::: DATASET CONTENT :::

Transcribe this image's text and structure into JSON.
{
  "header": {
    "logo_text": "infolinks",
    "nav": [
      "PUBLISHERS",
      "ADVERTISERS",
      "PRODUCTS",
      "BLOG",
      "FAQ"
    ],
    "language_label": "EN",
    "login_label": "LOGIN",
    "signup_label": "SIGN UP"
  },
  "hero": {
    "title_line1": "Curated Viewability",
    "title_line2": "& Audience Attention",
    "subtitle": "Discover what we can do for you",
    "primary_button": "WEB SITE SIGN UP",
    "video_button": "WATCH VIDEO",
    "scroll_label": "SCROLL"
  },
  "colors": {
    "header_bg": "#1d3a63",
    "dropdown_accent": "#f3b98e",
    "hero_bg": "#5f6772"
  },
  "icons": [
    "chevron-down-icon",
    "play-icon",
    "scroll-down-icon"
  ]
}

:::

TASK BRIEF: Nothing should be changed: write out all of the data as is.

ANSWER TO THE EXERCISE:
Transcribe this image's text and structure into JSON.
{
  "header": {
    "logo_text": "infolinks",
    "nav": [
      "PUBLISHERS",
      "ADVERTISERS",
      "PRODUCTS",
      "BLOG",
      "FAQ"
    ],
    "language_label": "EN",
    "login_label": "LOGIN",
    "signup_label": "SIGN UP"
  },
  "hero": {
    "title_line1": "Curated Viewability",
    "title_line2": "& Audience Attention",
    "subtitle": "Discover what we can do for you",
    "primary_button": "WEB SITE SIGN UP",
    "video_button": "WATCH VIDEO",
    "scroll_label": "SCROLL"
  },
  "colors": {
    "header_bg": "#1d3a63",
    "dropdown_accent": "#f3b98e",
    "hero_bg": "#5f6772"
  },
  "icons": [
    "chevron-down-icon",
    "play-icon",
    "scroll-down-icon"
  ]
}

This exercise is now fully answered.